# What you have to do
In the listing below, locate the lines that hold "aktiivisuuden" and copy them.

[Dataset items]
>>>>>

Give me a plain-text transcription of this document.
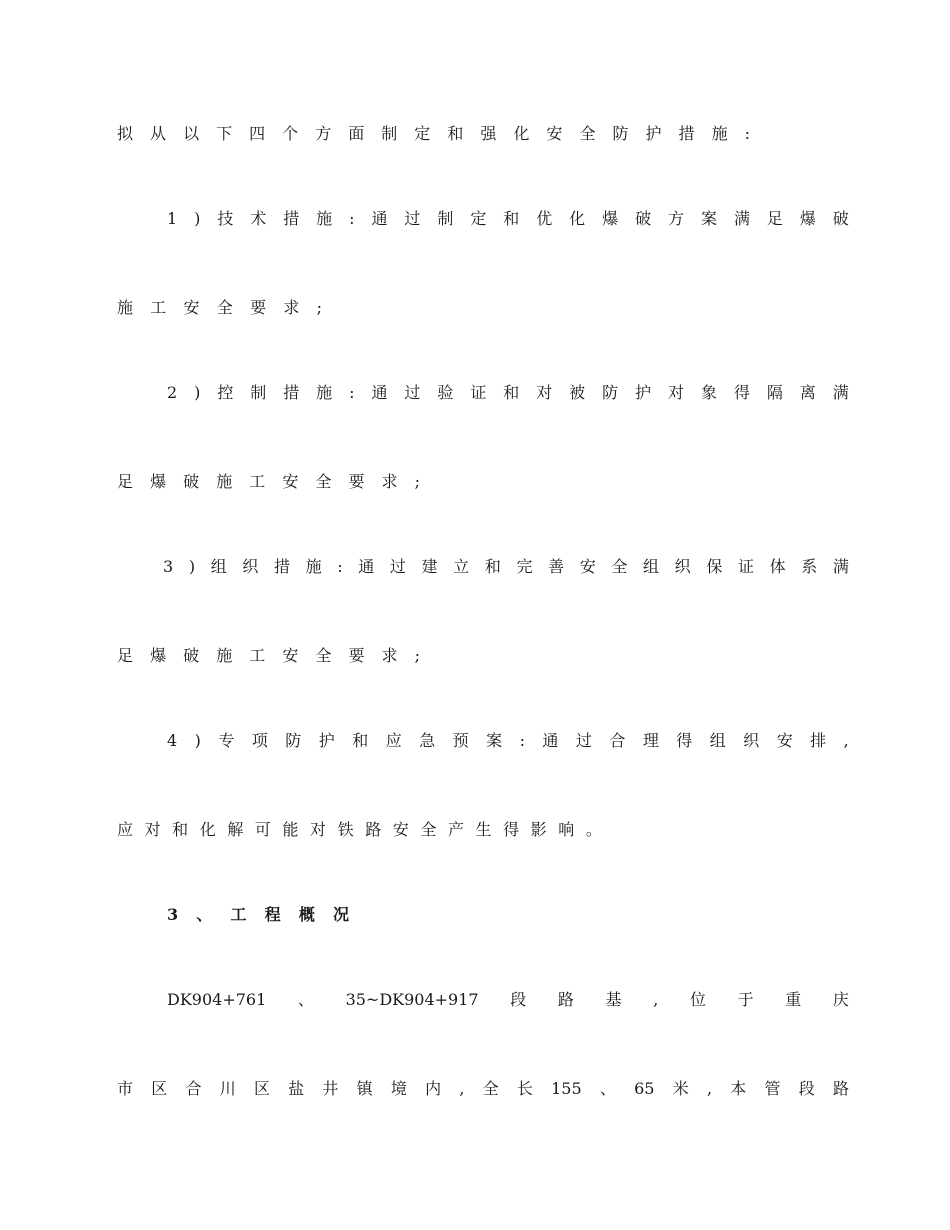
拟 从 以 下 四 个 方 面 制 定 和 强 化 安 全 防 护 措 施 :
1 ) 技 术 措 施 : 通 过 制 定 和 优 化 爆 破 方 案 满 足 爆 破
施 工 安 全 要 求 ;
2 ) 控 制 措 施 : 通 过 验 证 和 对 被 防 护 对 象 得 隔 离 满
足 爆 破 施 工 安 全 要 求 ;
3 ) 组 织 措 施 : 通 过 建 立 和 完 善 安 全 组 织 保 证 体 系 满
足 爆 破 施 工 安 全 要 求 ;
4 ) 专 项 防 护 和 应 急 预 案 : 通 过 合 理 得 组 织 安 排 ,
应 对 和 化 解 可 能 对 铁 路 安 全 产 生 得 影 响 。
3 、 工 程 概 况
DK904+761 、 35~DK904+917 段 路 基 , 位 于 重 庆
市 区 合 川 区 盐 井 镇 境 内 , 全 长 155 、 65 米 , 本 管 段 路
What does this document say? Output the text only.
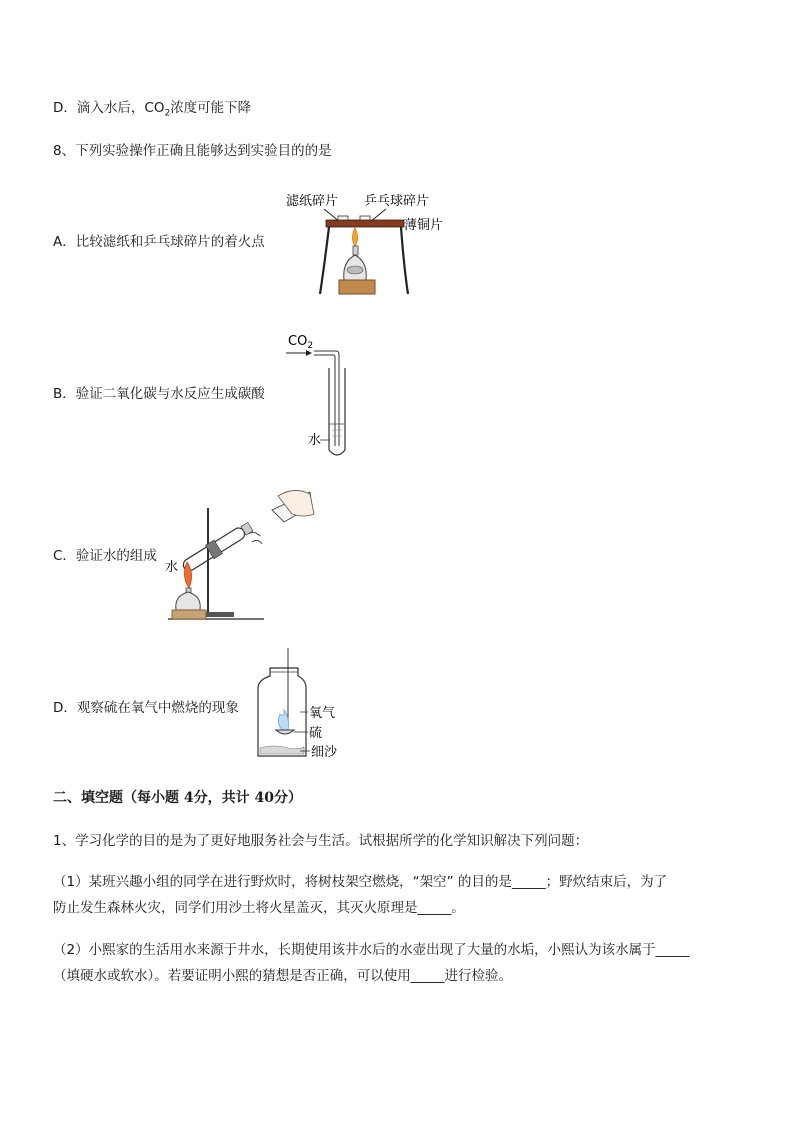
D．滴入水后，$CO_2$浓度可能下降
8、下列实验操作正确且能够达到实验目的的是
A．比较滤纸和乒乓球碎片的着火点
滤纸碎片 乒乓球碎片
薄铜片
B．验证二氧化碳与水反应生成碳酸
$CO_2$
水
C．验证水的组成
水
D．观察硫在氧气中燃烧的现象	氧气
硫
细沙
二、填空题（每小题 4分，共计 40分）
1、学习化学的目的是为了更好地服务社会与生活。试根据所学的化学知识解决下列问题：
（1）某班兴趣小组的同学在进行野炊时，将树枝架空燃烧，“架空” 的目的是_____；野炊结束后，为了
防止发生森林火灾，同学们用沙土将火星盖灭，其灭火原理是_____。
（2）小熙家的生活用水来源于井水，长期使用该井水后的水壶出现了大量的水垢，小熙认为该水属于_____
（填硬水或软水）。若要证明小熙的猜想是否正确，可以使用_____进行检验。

<<<<<
>>>>>

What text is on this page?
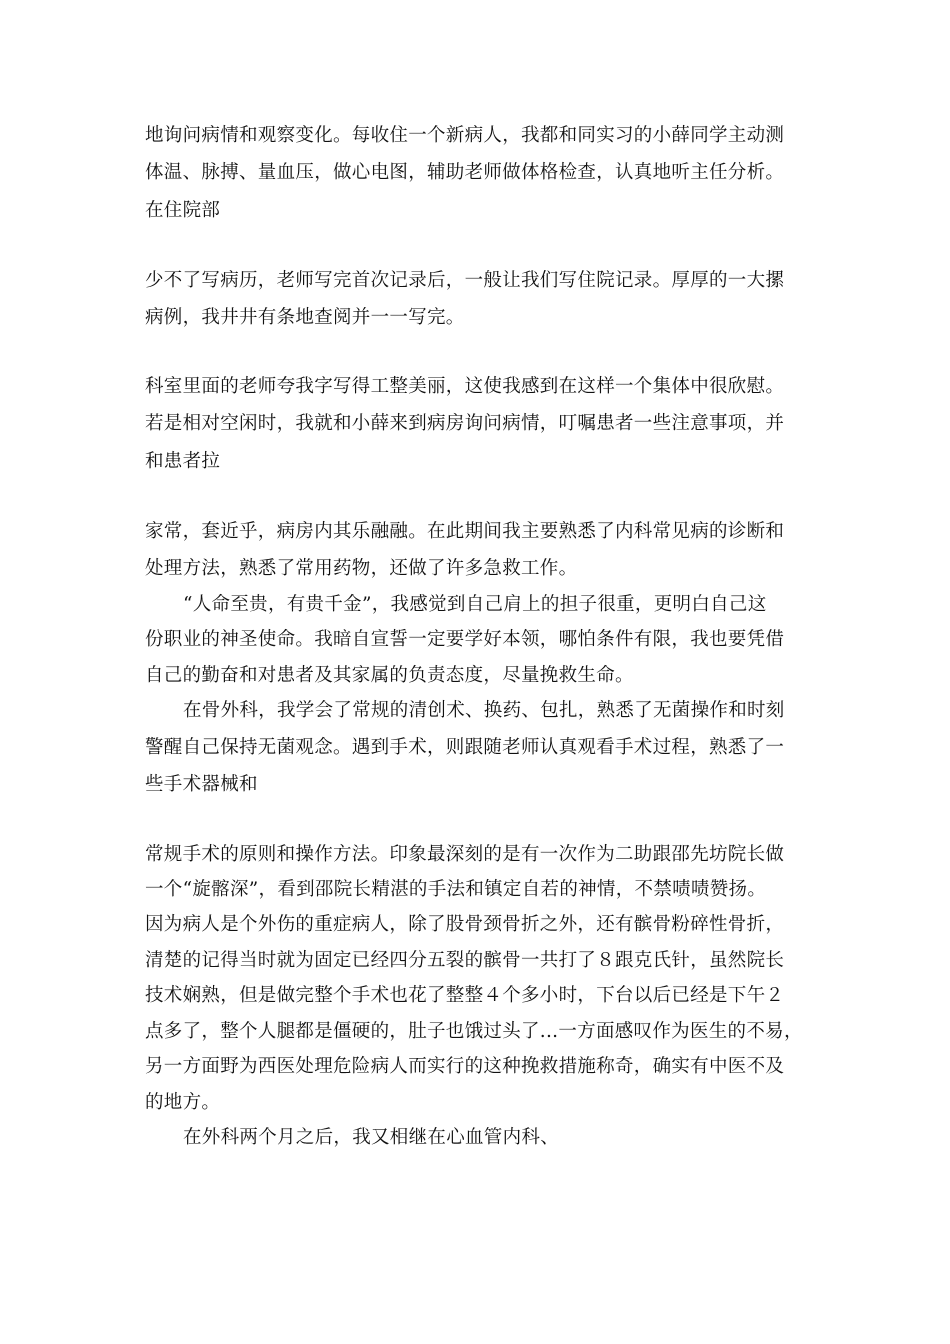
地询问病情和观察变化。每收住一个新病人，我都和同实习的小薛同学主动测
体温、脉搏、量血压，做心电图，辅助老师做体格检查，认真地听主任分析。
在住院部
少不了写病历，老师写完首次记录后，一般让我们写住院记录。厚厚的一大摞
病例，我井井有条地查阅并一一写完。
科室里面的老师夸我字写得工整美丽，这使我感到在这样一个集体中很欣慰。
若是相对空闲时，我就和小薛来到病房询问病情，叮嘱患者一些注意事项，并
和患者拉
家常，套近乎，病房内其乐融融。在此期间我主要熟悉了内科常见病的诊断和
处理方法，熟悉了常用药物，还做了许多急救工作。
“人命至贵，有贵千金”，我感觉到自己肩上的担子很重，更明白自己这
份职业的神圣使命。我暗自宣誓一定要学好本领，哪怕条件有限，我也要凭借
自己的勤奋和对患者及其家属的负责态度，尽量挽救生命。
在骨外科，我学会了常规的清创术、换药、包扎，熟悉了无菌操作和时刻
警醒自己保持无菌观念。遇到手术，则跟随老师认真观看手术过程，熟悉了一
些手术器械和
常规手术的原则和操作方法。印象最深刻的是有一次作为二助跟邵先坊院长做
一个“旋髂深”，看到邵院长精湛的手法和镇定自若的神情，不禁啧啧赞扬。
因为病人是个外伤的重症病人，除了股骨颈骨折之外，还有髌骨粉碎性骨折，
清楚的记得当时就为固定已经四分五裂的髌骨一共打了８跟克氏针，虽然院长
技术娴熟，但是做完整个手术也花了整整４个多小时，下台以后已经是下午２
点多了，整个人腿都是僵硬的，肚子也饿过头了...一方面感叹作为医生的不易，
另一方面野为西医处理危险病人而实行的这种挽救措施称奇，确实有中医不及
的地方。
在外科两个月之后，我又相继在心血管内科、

<<<<<
>>>>>

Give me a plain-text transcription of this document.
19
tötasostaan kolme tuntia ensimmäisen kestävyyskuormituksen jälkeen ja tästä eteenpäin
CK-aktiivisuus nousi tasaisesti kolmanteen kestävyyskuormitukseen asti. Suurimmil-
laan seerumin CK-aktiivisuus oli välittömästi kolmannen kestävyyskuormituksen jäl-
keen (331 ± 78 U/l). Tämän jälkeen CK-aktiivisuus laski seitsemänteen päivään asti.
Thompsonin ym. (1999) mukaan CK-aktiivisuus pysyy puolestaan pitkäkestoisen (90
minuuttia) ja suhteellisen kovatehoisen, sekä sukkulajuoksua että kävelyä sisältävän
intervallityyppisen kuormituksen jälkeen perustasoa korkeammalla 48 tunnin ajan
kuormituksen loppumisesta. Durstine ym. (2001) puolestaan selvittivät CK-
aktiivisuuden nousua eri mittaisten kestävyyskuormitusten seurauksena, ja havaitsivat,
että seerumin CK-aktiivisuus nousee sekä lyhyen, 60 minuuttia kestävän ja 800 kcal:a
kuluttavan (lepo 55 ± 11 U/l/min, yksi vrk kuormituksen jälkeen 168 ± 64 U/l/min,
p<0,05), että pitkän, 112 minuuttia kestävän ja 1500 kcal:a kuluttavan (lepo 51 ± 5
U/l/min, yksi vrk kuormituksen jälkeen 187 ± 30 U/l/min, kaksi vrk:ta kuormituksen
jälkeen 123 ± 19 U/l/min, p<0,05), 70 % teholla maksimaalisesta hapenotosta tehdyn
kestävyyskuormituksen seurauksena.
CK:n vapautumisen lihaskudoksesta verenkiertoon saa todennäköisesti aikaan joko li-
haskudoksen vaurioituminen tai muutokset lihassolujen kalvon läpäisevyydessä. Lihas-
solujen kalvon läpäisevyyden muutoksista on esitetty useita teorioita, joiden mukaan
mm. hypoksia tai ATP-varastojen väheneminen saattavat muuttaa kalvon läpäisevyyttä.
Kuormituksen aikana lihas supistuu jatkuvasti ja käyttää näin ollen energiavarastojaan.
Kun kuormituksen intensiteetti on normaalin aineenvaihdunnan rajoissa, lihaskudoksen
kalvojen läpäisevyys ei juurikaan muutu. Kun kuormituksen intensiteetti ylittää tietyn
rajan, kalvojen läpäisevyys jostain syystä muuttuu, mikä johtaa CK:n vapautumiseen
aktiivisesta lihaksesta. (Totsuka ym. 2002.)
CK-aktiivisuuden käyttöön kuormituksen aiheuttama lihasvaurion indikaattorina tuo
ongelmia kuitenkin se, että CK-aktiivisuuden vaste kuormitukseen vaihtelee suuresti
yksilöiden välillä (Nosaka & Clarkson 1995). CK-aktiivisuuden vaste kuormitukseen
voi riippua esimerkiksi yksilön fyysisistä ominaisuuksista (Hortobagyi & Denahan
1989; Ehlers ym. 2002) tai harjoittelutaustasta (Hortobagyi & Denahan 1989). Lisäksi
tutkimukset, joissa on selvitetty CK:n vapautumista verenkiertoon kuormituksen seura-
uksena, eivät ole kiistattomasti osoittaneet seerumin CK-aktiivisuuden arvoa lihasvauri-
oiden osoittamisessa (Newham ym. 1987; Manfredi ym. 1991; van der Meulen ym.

<<<<<

# Answer
aktiivisuuden nousua eri mittaisten kestävyyskuormitusten seurauksena, ja havaitsivat,
CK-aktiivisuuden käyttöön kuormituksen aiheuttama lihasvaurion indikaattorina tuo
ongelmia kuitenkin se, että CK-aktiivisuuden vaste kuormitukseen vaihtelee suuresti
yksilöiden välillä (Nosaka & Clarkson 1995). CK-aktiivisuuden vaste kuormitukseen
uksena, eivät ole kiistattomasti osoittaneet seerumin CK-aktiivisuuden arvoa lihasvauri-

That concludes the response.